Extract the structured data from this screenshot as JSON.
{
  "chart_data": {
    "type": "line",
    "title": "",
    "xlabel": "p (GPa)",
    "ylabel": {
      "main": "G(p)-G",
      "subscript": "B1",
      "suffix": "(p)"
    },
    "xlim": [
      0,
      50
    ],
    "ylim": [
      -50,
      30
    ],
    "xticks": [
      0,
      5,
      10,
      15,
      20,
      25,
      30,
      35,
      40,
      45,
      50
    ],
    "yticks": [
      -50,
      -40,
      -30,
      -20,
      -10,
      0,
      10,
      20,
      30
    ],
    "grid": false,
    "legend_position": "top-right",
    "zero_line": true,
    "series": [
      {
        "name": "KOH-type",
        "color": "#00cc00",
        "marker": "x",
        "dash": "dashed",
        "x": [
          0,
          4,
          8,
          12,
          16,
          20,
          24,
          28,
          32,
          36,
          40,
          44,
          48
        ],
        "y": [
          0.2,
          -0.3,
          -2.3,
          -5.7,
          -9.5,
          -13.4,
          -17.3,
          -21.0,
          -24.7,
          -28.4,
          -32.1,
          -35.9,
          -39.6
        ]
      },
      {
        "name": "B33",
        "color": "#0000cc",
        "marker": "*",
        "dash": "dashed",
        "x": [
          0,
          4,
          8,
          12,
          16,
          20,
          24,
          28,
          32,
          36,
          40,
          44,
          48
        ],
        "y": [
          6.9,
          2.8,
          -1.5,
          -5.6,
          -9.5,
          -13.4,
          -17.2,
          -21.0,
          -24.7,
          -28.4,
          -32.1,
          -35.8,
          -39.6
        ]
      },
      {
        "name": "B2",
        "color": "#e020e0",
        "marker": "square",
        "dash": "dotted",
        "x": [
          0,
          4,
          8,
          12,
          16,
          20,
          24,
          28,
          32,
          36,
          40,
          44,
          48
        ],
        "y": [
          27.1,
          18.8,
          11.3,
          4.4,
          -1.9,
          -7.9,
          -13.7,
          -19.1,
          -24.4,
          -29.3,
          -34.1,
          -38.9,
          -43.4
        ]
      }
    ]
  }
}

▶ _GOAL_
Please set down all the data word for word.

▶ _EXERCISE OUTPUT_
Extract the structured data from this screenshot as JSON.
{
  "chart_data": {
    "type": "line",
    "title": "",
    "xlabel": "p (GPa)",
    "ylabel": {
      "main": "G(p)-G",
      "subscript": "B1",
      "suffix": "(p)"
    },
    "xlim": [
      0,
      50
    ],
    "ylim": [
      -50,
      30
    ],
    "xticks": [
      0,
      5,
      10,
      15,
      20,
      25,
      30,
      35,
      40,
      45,
      50
    ],
    "yticks": [
      -50,
      -40,
      -30,
      -20,
      -10,
      0,
      10,
      20,
      30
    ],
    "grid": false,
    "legend_position": "top-right",
    "zero_line": true,
    "series": [
      {
        "name": "KOH-type",
        "color": "#00cc00",
        "marker": "x",
        "dash": "dashed",
        "x": [
          0,
          4,
          8,
          12,
          16,
          20,
          24,
          28,
          32,
          36,
          40,
          44,
          48
        ],
        "y": [
          0.2,
          -0.3,
          -2.3,
          -5.7,
          -9.5,
          -13.4,
          -17.3,
          -21.0,
          -24.7,
          -28.4,
          -32.1,
          -35.9,
          -39.6
        ]
      },
      {
        "name": "B33",
        "color": "#0000cc",
        "marker": "*",
        "dash": "dashed",
        "x": [
          0,
          4,
          8,
          12,
          16,
          20,
          24,
          28,
          32,
          36,
          40,
          44,
          48
        ],
        "y": [
          6.9,
          2.8,
          -1.5,
          -5.6,
          -9.5,
          -13.4,
          -17.2,
          -21.0,
          -24.7,
          -28.4,
          -32.1,
          -35.8,
          -39.6
        ]
      },
      {
        "name": "B2",
        "color": "#e020e0",
        "marker": "square",
        "dash": "dotted",
        "x": [
          0,
          4,
          8,
          12,
          16,
          20,
          24,
          28,
          32,
          36,
          40,
          44,
          48
        ],
        "y": [
          27.1,
          18.8,
          11.3,
          4.4,
          -1.9,
          -7.9,
          -13.7,
          -19.1,
          -24.4,
          -29.3,
          -34.1,
          -38.9,
          -43.4
        ]
      }
    ]
  }
}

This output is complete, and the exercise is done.